Exercise details :: Nothing in the records may be left out or altered; reproduce them all exactly.

(Stored records)
════
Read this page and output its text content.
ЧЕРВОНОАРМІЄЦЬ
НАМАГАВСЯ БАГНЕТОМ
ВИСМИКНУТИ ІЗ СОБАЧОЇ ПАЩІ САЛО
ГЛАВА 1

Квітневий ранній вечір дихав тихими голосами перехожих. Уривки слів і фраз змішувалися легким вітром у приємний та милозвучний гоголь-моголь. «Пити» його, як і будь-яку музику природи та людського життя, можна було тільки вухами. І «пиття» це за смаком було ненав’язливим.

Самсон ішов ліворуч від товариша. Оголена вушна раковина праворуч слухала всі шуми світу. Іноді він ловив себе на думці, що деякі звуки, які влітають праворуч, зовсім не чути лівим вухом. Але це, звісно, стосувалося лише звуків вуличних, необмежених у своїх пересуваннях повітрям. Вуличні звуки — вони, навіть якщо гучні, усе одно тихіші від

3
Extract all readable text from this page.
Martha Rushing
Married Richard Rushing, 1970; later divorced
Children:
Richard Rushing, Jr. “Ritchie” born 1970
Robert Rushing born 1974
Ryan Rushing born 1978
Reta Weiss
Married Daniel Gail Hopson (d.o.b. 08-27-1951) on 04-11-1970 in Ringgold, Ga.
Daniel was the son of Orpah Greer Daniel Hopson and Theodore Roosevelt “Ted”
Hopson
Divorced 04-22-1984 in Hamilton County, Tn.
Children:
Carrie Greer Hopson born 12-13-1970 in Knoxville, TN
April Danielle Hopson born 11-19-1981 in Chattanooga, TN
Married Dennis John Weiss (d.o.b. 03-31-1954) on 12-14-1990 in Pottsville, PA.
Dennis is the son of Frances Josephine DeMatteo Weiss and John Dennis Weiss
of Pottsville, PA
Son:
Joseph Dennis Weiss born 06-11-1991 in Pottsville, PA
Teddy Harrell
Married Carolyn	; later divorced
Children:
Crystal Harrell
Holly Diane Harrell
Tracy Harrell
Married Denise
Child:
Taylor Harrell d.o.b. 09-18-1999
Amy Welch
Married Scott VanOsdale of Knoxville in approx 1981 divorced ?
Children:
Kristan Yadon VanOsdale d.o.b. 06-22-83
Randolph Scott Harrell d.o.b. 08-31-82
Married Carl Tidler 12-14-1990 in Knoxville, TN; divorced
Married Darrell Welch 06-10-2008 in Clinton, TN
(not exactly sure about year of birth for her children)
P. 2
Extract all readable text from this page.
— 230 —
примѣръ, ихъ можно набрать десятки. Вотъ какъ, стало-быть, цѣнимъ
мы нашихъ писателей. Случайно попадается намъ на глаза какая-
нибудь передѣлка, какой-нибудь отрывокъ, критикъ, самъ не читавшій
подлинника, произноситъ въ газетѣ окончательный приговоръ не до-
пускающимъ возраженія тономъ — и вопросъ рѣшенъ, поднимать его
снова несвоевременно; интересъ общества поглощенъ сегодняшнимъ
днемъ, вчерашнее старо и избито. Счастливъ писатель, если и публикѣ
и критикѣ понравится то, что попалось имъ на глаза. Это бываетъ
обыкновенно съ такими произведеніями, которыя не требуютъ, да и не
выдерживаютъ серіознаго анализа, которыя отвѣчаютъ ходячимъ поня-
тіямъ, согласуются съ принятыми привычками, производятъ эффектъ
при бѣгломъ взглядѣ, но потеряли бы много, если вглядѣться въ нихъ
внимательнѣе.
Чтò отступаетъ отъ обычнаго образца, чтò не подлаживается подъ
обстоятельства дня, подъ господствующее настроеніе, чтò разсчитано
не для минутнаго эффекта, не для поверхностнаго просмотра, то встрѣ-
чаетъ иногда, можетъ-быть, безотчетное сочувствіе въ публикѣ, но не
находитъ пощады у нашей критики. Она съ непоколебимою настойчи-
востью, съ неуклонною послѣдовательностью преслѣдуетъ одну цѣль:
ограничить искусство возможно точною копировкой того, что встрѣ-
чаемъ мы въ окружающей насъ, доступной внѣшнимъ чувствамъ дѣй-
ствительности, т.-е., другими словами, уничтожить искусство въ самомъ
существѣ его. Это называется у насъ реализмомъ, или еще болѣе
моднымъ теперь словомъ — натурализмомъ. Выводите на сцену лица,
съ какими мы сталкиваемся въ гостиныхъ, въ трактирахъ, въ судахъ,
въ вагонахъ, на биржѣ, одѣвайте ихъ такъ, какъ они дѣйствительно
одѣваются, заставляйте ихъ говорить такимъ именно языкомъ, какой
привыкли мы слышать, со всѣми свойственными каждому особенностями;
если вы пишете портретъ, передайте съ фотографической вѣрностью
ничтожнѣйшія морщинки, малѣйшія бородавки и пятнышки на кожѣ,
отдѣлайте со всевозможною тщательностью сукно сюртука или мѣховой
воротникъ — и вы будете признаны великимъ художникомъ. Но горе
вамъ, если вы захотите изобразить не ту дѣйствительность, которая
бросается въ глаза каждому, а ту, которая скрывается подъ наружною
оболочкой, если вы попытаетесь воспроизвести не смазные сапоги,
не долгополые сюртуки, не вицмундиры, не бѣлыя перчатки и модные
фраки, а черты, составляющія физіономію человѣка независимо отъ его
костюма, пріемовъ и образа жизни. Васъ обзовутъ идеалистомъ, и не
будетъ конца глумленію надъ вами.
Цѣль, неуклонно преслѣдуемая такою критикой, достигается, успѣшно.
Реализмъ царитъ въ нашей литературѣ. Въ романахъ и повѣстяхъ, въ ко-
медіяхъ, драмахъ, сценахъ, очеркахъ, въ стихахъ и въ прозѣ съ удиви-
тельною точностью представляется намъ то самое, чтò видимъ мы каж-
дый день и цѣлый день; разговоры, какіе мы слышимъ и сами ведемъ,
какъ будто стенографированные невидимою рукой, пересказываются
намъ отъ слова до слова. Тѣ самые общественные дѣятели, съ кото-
════
Final result ::
Read this page and output its text content.
ЧЕРВОНОАРМІЄЦЬ
НАМАГАВСЯ БАГНЕТОМ
ВИСМИКНУТИ ІЗ СОБАЧОЇ ПАЩІ САЛО
ГЛАВА 1

Квітневий ранній вечір дихав тихими голосами перехожих. Уривки слів і фраз змішувалися легким вітром у приємний та милозвучний гоголь-моголь. «Пити» його, як і будь-яку музику природи та людського життя, можна було тільки вухами. І «пиття» це за смаком було ненав’язливим.

Самсон ішов ліворуч від товариша. Оголена вушна раковина праворуч слухала всі шуми світу. Іноді він ловив себе на думці, що деякі звуки, які влітають праворуч, зовсім не чути лівим вухом. Але це, звісно, стосувалося лише звуків вуличних, необмежених у своїх пересуваннях повітрям. Вуличні звуки — вони, навіть якщо гучні, усе одно тихіші від

3
Extract all readable text from this page.
Martha Rushing
Married Richard Rushing, 1970; later divorced
Children:
Richard Rushing, Jr. “Ritchie” born 1970
Robert Rushing born 1974
Ryan Rushing born 1978
Reta Weiss
Married Daniel Gail Hopson (d.o.b. 08-27-1951) on 04-11-1970 in Ringgold, Ga.
Daniel was the son of Orpah Greer Daniel Hopson and Theodore Roosevelt “Ted”
Hopson
Divorced 04-22-1984 in Hamilton County, Tn.
Children:
Carrie Greer Hopson born 12-13-1970 in Knoxville, TN
April Danielle Hopson born 11-19-1981 in Chattanooga, TN
Married Dennis John Weiss (d.o.b. 03-31-1954) on 12-14-1990 in Pottsville, PA.
Dennis is the son of Frances Josephine DeMatteo Weiss and John Dennis Weiss
of Pottsville, PA
Son:
Joseph Dennis Weiss born 06-11-1991 in Pottsville, PA
Teddy Harrell
Married Carolyn	; later divorced
Children:
Crystal Harrell
Holly Diane Harrell
Tracy Harrell
Married Denise
Child:
Taylor Harrell d.o.b. 09-18-1999
Amy Welch
Married Scott VanOsdale of Knoxville in approx 1981 divorced ?
Children:
Kristan Yadon VanOsdale d.o.b. 06-22-83
Randolph Scott Harrell d.o.b. 08-31-82
Married Carl Tidler 12-14-1990 in Knoxville, TN; divorced
Married Darrell Welch 06-10-2008 in Clinton, TN
(not exactly sure about year of birth for her children)
P. 2
Extract all readable text from this page.
— 230 —
примѣръ, ихъ можно набрать десятки. Вотъ какъ, стало-быть, цѣнимъ
мы нашихъ писателей. Случайно попадается намъ на глаза какая-
нибудь передѣлка, какой-нибудь отрывокъ, критикъ, самъ не читавшій
подлинника, произноситъ въ газетѣ окончательный приговоръ не до-
пускающимъ возраженія тономъ — и вопросъ рѣшенъ, поднимать его
снова несвоевременно; интересъ общества поглощенъ сегодняшнимъ
днемъ, вчерашнее старо и избито. Счастливъ писатель, если и публикѣ
и критикѣ понравится то, что попалось имъ на глаза. Это бываетъ
обыкновенно съ такими произведеніями, которыя не требуютъ, да и не
выдерживаютъ серіознаго анализа, которыя отвѣчаютъ ходячимъ поня-
тіямъ, согласуются съ принятыми привычками, производятъ эффектъ
при бѣгломъ взглядѣ, но потеряли бы много, если вглядѣться въ нихъ
внимательнѣе.
Чтò отступаетъ отъ обычнаго образца, чтò не подлаживается подъ
обстоятельства дня, подъ господствующее настроеніе, чтò разсчитано
не для минутнаго эффекта, не для поверхностнаго просмотра, то встрѣ-
чаетъ иногда, можетъ-быть, безотчетное сочувствіе въ публикѣ, но не
находитъ пощады у нашей критики. Она съ непоколебимою настойчи-
востью, съ неуклонною послѣдовательностью преслѣдуетъ одну цѣль:
ограничить искусство возможно точною копировкой того, что встрѣ-
чаемъ мы въ окружающей насъ, доступной внѣшнимъ чувствамъ дѣй-
ствительности, т.-е., другими словами, уничтожить искусство въ самомъ
существѣ его. Это называется у насъ реализмомъ, или еще болѣе
моднымъ теперь словомъ — натурализмомъ. Выводите на сцену лица,
съ какими мы сталкиваемся въ гостиныхъ, въ трактирахъ, въ судахъ,
въ вагонахъ, на биржѣ, одѣвайте ихъ такъ, какъ они дѣйствительно
одѣваются, заставляйте ихъ говорить такимъ именно языкомъ, какой
привыкли мы слышать, со всѣми свойственными каждому особенностями;
если вы пишете портретъ, передайте съ фотографической вѣрностью
ничтожнѣйшія морщинки, малѣйшія бородавки и пятнышки на кожѣ,
отдѣлайте со всевозможною тщательностью сукно сюртука или мѣховой
воротникъ — и вы будете признаны великимъ художникомъ. Но горе
вамъ, если вы захотите изобразить не ту дѣйствительность, которая
бросается въ глаза каждому, а ту, которая скрывается подъ наружною
оболочкой, если вы попытаетесь воспроизвести не смазные сапоги,
не долгополые сюртуки, не вицмундиры, не бѣлыя перчатки и модные
фраки, а черты, составляющія физіономію человѣка независимо отъ его
костюма, пріемовъ и образа жизни. Васъ обзовутъ идеалистомъ, и не
будетъ конца глумленію надъ вами.
Цѣль, неуклонно преслѣдуемая такою критикой, достигается, успѣшно.
Реализмъ царитъ въ нашей литературѣ. Въ романахъ и повѣстяхъ, въ ко-
медіяхъ, драмахъ, сценахъ, очеркахъ, въ стихахъ и въ прозѣ съ удиви-
тельною точностью представляется намъ то самое, чтò видимъ мы каж-
дый день и цѣлый день; разговоры, какіе мы слышимъ и сами ведемъ,
какъ будто стенографированные невидимою рукой, пересказываются
намъ отъ слова до слова. Тѣ самые общественные дѣятели, съ кото-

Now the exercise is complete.